## [Prompt]
Return the records that follow unaltered. Omit every picture.

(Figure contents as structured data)

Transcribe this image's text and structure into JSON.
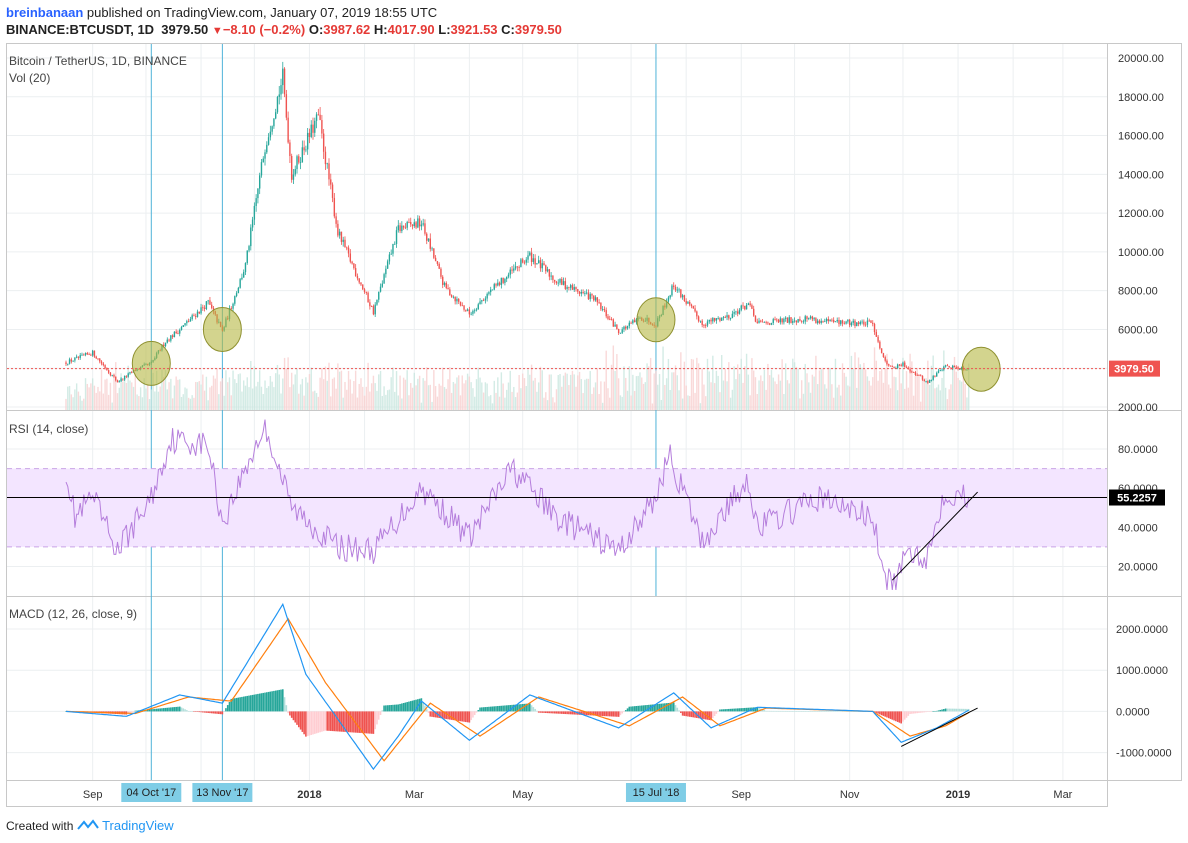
{
  "header": {
    "author": "breinbanaan",
    "published": " published on TradingView.com, January 07, 2019 18:55 UTC",
    "symbol": "BINANCE:BTCUSDT, 1D",
    "last": "3979.50",
    "change": "−8.10 (−0.2%)",
    "o_label": "O:",
    "o": "3987.62",
    "h_label": "H:",
    "h": "4017.90",
    "l_label": "L:",
    "l": "3921.53",
    "c_label": "C:",
    "c": "3979.50"
  },
  "panels": {
    "price_title": "Bitcoin / TetherUS, 1D, BINANCE",
    "vol_title": "Vol (20)",
    "rsi_title": "RSI (14, close)",
    "macd_title": "MACD (12, 26, close, 9)"
  },
  "colors": {
    "up": "#26a69a",
    "down": "#ef5350",
    "rsi": "#b57edc",
    "rsi_band": "#f3e5ff",
    "macd": "#2196f3",
    "signal": "#ff7f0e",
    "grid": "#eceff1",
    "marker_line": "#4fb3d9",
    "circle_fill": "#b5b843",
    "price_label": "#ef5350"
  },
  "x_axis_labels": [
    "Sep",
    "04 Oct '17",
    "13 Nov '17",
    "2018",
    "Mar",
    "May",
    "15 Jul '18",
    "Sep",
    "Nov",
    "2019",
    "Mar"
  ],
  "footer": {
    "created_with": "Created with",
    "brand": "TradingView"
  },
  "chart_data": [
    {
      "type": "candlestick",
      "title": "Bitcoin / TetherUS, 1D, BINANCE",
      "y_ticks": [
        "20000.00",
        "18000.00",
        "16000.00",
        "14000.00",
        "12000.00",
        "10000.00",
        "8000.00",
        "6000.00",
        "2000.00"
      ],
      "ylim": [
        2000,
        20500
      ],
      "last_price_label": "3979.50",
      "last_price": 3979.5,
      "anchors": [
        [
          "2017-08-17",
          4300
        ],
        [
          "2017-09-01",
          4800
        ],
        [
          "2017-09-15",
          3300
        ],
        [
          "2017-09-25",
          3900
        ],
        [
          "2017-10-04",
          4250
        ],
        [
          "2017-10-12",
          5400
        ],
        [
          "2017-10-20",
          6000
        ],
        [
          "2017-11-05",
          7400
        ],
        [
          "2017-11-13",
          5900
        ],
        [
          "2017-11-26",
          9300
        ],
        [
          "2017-12-07",
          15500
        ],
        [
          "2017-12-17",
          19000
        ],
        [
          "2017-12-22",
          14000
        ],
        [
          "2018-01-06",
          17000
        ],
        [
          "2018-01-17",
          11000
        ],
        [
          "2018-02-06",
          6900
        ],
        [
          "2018-02-20",
          11200
        ],
        [
          "2018-03-05",
          11500
        ],
        [
          "2018-03-18",
          8200
        ],
        [
          "2018-04-01",
          6800
        ],
        [
          "2018-04-12",
          7900
        ],
        [
          "2018-05-05",
          9800
        ],
        [
          "2018-05-20",
          8500
        ],
        [
          "2018-06-10",
          7600
        ],
        [
          "2018-06-24",
          5900
        ],
        [
          "2018-07-07",
          6600
        ],
        [
          "2018-07-15",
          6300
        ],
        [
          "2018-07-25",
          8300
        ],
        [
          "2018-08-10",
          6300
        ],
        [
          "2018-08-25",
          6700
        ],
        [
          "2018-09-05",
          7300
        ],
        [
          "2018-09-10",
          6300
        ],
        [
          "2018-10-10",
          6600
        ],
        [
          "2018-10-15",
          6400
        ],
        [
          "2018-11-14",
          6300
        ],
        [
          "2018-11-20",
          4500
        ],
        [
          "2018-11-25",
          4000
        ],
        [
          "2018-12-01",
          4200
        ],
        [
          "2018-12-15",
          3250
        ],
        [
          "2018-12-24",
          4100
        ],
        [
          "2019-01-07",
          3979.5
        ]
      ],
      "volume_series": "Vol (20)"
    },
    {
      "type": "line",
      "title": "RSI (14, close)",
      "y_ticks": [
        "80.0000",
        "60.0000",
        "40.0000",
        "20.0000"
      ],
      "ylim": [
        5,
        98
      ],
      "band": [
        30,
        70
      ],
      "current_label": "55.2257",
      "current": 55.2257,
      "anchors": [
        [
          "2017-08-17",
          70
        ],
        [
          "2017-08-22",
          45
        ],
        [
          "2017-09-01",
          55
        ],
        [
          "2017-09-15",
          28
        ],
        [
          "2017-10-04",
          55
        ],
        [
          "2017-10-15",
          85
        ],
        [
          "2017-11-05",
          82
        ],
        [
          "2017-11-13",
          42
        ],
        [
          "2017-11-26",
          70
        ],
        [
          "2017-12-07",
          92
        ],
        [
          "2017-12-22",
          50
        ],
        [
          "2018-01-17",
          30
        ],
        [
          "2018-02-06",
          28
        ],
        [
          "2018-03-05",
          60
        ],
        [
          "2018-04-01",
          35
        ],
        [
          "2018-04-25",
          70
        ],
        [
          "2018-05-20",
          45
        ],
        [
          "2018-06-24",
          28
        ],
        [
          "2018-07-15",
          55
        ],
        [
          "2018-07-22",
          78
        ],
        [
          "2018-08-10",
          32
        ],
        [
          "2018-09-05",
          65
        ],
        [
          "2018-09-10",
          40
        ],
        [
          "2018-10-15",
          55
        ],
        [
          "2018-11-14",
          45
        ],
        [
          "2018-11-20",
          15
        ],
        [
          "2018-11-25",
          10
        ],
        [
          "2018-12-05",
          28
        ],
        [
          "2018-12-15",
          25
        ],
        [
          "2018-12-24",
          58
        ],
        [
          "2019-01-07",
          55.2257
        ]
      ],
      "trendline": [
        [
          "2018-11-25",
          13
        ],
        [
          "2019-01-12",
          58
        ]
      ]
    },
    {
      "type": "macd",
      "title": "MACD (12, 26, close, 9)",
      "y_ticks": [
        "2000.0000",
        "1000.0000",
        "0.0000",
        "-1000.0000"
      ],
      "ylim": [
        -1750,
        2650
      ],
      "macd_anchors": [
        [
          "2017-08-17",
          0
        ],
        [
          "2017-09-20",
          -120
        ],
        [
          "2017-10-20",
          400
        ],
        [
          "2017-11-13",
          200
        ],
        [
          "2017-12-17",
          2600
        ],
        [
          "2017-12-30",
          900
        ],
        [
          "2018-02-06",
          -1400
        ],
        [
          "2018-02-20",
          -600
        ],
        [
          "2018-03-05",
          250
        ],
        [
          "2018-04-01",
          -700
        ],
        [
          "2018-05-05",
          400
        ],
        [
          "2018-06-24",
          -400
        ],
        [
          "2018-07-25",
          450
        ],
        [
          "2018-08-15",
          -400
        ],
        [
          "2018-09-10",
          100
        ],
        [
          "2018-11-14",
          0
        ],
        [
          "2018-11-30",
          -750
        ],
        [
          "2018-12-20",
          -400
        ],
        [
          "2019-01-07",
          30
        ]
      ],
      "signal_anchors": [
        [
          "2017-08-17",
          0
        ],
        [
          "2017-09-25",
          -50
        ],
        [
          "2017-10-25",
          350
        ],
        [
          "2017-11-18",
          250
        ],
        [
          "2017-12-20",
          2250
        ],
        [
          "2018-01-10",
          700
        ],
        [
          "2018-02-12",
          -1200
        ],
        [
          "2018-03-10",
          200
        ],
        [
          "2018-04-07",
          -600
        ],
        [
          "2018-05-10",
          350
        ],
        [
          "2018-06-30",
          -350
        ],
        [
          "2018-07-30",
          350
        ],
        [
          "2018-08-20",
          -350
        ],
        [
          "2018-09-15",
          80
        ],
        [
          "2018-11-14",
          0
        ],
        [
          "2018-12-05",
          -600
        ],
        [
          "2018-12-25",
          -350
        ],
        [
          "2019-01-07",
          -30
        ]
      ],
      "trendline": [
        [
          "2018-11-30",
          -850
        ],
        [
          "2019-01-12",
          80
        ]
      ]
    }
  ]
}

## [Output below]
Transcribe this image's text and structure into JSON.
{
  "header": {
    "author": "breinbanaan",
    "published": " published on TradingView.com, January 07, 2019 18:55 UTC",
    "symbol": "BINANCE:BTCUSDT, 1D",
    "last": "3979.50",
    "change": "−8.10 (−0.2%)",
    "o_label": "O:",
    "o": "3987.62",
    "h_label": "H:",
    "h": "4017.90",
    "l_label": "L:",
    "l": "3921.53",
    "c_label": "C:",
    "c": "3979.50"
  },
  "panels": {
    "price_title": "Bitcoin / TetherUS, 1D, BINANCE",
    "vol_title": "Vol (20)",
    "rsi_title": "RSI (14, close)",
    "macd_title": "MACD (12, 26, close, 9)"
  },
  "colors": {
    "up": "#26a69a",
    "down": "#ef5350",
    "rsi": "#b57edc",
    "rsi_band": "#f3e5ff",
    "macd": "#2196f3",
    "signal": "#ff7f0e",
    "grid": "#eceff1",
    "marker_line": "#4fb3d9",
    "circle_fill": "#b5b843",
    "price_label": "#ef5350"
  },
  "x_axis_labels": [
    "Sep",
    "04 Oct '17",
    "13 Nov '17",
    "2018",
    "Mar",
    "May",
    "15 Jul '18",
    "Sep",
    "Nov",
    "2019",
    "Mar"
  ],
  "footer": {
    "created_with": "Created with",
    "brand": "TradingView"
  },
  "chart_data": [
    {
      "type": "candlestick",
      "title": "Bitcoin / TetherUS, 1D, BINANCE",
      "y_ticks": [
        "20000.00",
        "18000.00",
        "16000.00",
        "14000.00",
        "12000.00",
        "10000.00",
        "8000.00",
        "6000.00",
        "2000.00"
      ],
      "ylim": [
        2000,
        20500
      ],
      "last_price_label": "3979.50",
      "last_price": 3979.5,
      "anchors": [
        [
          "2017-08-17",
          4300
        ],
        [
          "2017-09-01",
          4800
        ],
        [
          "2017-09-15",
          3300
        ],
        [
          "2017-09-25",
          3900
        ],
        [
          "2017-10-04",
          4250
        ],
        [
          "2017-10-12",
          5400
        ],
        [
          "2017-10-20",
          6000
        ],
        [
          "2017-11-05",
          7400
        ],
        [
          "2017-11-13",
          5900
        ],
        [
          "2017-11-26",
          9300
        ],
        [
          "2017-12-07",
          15500
        ],
        [
          "2017-12-17",
          19000
        ],
        [
          "2017-12-22",
          14000
        ],
        [
          "2018-01-06",
          17000
        ],
        [
          "2018-01-17",
          11000
        ],
        [
          "2018-02-06",
          6900
        ],
        [
          "2018-02-20",
          11200
        ],
        [
          "2018-03-05",
          11500
        ],
        [
          "2018-03-18",
          8200
        ],
        [
          "2018-04-01",
          6800
        ],
        [
          "2018-04-12",
          7900
        ],
        [
          "2018-05-05",
          9800
        ],
        [
          "2018-05-20",
          8500
        ],
        [
          "2018-06-10",
          7600
        ],
        [
          "2018-06-24",
          5900
        ],
        [
          "2018-07-07",
          6600
        ],
        [
          "2018-07-15",
          6300
        ],
        [
          "2018-07-25",
          8300
        ],
        [
          "2018-08-10",
          6300
        ],
        [
          "2018-08-25",
          6700
        ],
        [
          "2018-09-05",
          7300
        ],
        [
          "2018-09-10",
          6300
        ],
        [
          "2018-10-10",
          6600
        ],
        [
          "2018-10-15",
          6400
        ],
        [
          "2018-11-14",
          6300
        ],
        [
          "2018-11-20",
          4500
        ],
        [
          "2018-11-25",
          4000
        ],
        [
          "2018-12-01",
          4200
        ],
        [
          "2018-12-15",
          3250
        ],
        [
          "2018-12-24",
          4100
        ],
        [
          "2019-01-07",
          3979.5
        ]
      ],
      "volume_series": "Vol (20)"
    },
    {
      "type": "line",
      "title": "RSI (14, close)",
      "y_ticks": [
        "80.0000",
        "60.0000",
        "40.0000",
        "20.0000"
      ],
      "ylim": [
        5,
        98
      ],
      "band": [
        30,
        70
      ],
      "current_label": "55.2257",
      "current": 55.2257,
      "anchors": [
        [
          "2017-08-17",
          70
        ],
        [
          "2017-08-22",
          45
        ],
        [
          "2017-09-01",
          55
        ],
        [
          "2017-09-15",
          28
        ],
        [
          "2017-10-04",
          55
        ],
        [
          "2017-10-15",
          85
        ],
        [
          "2017-11-05",
          82
        ],
        [
          "2017-11-13",
          42
        ],
        [
          "2017-11-26",
          70
        ],
        [
          "2017-12-07",
          92
        ],
        [
          "2017-12-22",
          50
        ],
        [
          "2018-01-17",
          30
        ],
        [
          "2018-02-06",
          28
        ],
        [
          "2018-03-05",
          60
        ],
        [
          "2018-04-01",
          35
        ],
        [
          "2018-04-25",
          70
        ],
        [
          "2018-05-20",
          45
        ],
        [
          "2018-06-24",
          28
        ],
        [
          "2018-07-15",
          55
        ],
        [
          "2018-07-22",
          78
        ],
        [
          "2018-08-10",
          32
        ],
        [
          "2018-09-05",
          65
        ],
        [
          "2018-09-10",
          40
        ],
        [
          "2018-10-15",
          55
        ],
        [
          "2018-11-14",
          45
        ],
        [
          "2018-11-20",
          15
        ],
        [
          "2018-11-25",
          10
        ],
        [
          "2018-12-05",
          28
        ],
        [
          "2018-12-15",
          25
        ],
        [
          "2018-12-24",
          58
        ],
        [
          "2019-01-07",
          55.2257
        ]
      ],
      "trendline": [
        [
          "2018-11-25",
          13
        ],
        [
          "2019-01-12",
          58
        ]
      ]
    },
    {
      "type": "macd",
      "title": "MACD (12, 26, close, 9)",
      "y_ticks": [
        "2000.0000",
        "1000.0000",
        "0.0000",
        "-1000.0000"
      ],
      "ylim": [
        -1750,
        2650
      ],
      "macd_anchors": [
        [
          "2017-08-17",
          0
        ],
        [
          "2017-09-20",
          -120
        ],
        [
          "2017-10-20",
          400
        ],
        [
          "2017-11-13",
          200
        ],
        [
          "2017-12-17",
          2600
        ],
        [
          "2017-12-30",
          900
        ],
        [
          "2018-02-06",
          -1400
        ],
        [
          "2018-02-20",
          -600
        ],
        [
          "2018-03-05",
          250
        ],
        [
          "2018-04-01",
          -700
        ],
        [
          "2018-05-05",
          400
        ],
        [
          "2018-06-24",
          -400
        ],
        [
          "2018-07-25",
          450
        ],
        [
          "2018-08-15",
          -400
        ],
        [
          "2018-09-10",
          100
        ],
        [
          "2018-11-14",
          0
        ],
        [
          "2018-11-30",
          -750
        ],
        [
          "2018-12-20",
          -400
        ],
        [
          "2019-01-07",
          30
        ]
      ],
      "signal_anchors": [
        [
          "2017-08-17",
          0
        ],
        [
          "2017-09-25",
          -50
        ],
        [
          "2017-10-25",
          350
        ],
        [
          "2017-11-18",
          250
        ],
        [
          "2017-12-20",
          2250
        ],
        [
          "2018-01-10",
          700
        ],
        [
          "2018-02-12",
          -1200
        ],
        [
          "2018-03-10",
          200
        ],
        [
          "2018-04-07",
          -600
        ],
        [
          "2018-05-10",
          350
        ],
        [
          "2018-06-30",
          -350
        ],
        [
          "2018-07-30",
          350
        ],
        [
          "2018-08-20",
          -350
        ],
        [
          "2018-09-15",
          80
        ],
        [
          "2018-11-14",
          0
        ],
        [
          "2018-12-05",
          -600
        ],
        [
          "2018-12-25",
          -350
        ],
        [
          "2019-01-07",
          -30
        ]
      ],
      "trendline": [
        [
          "2018-11-30",
          -850
        ],
        [
          "2019-01-12",
          80
        ]
      ]
    }
  ]
}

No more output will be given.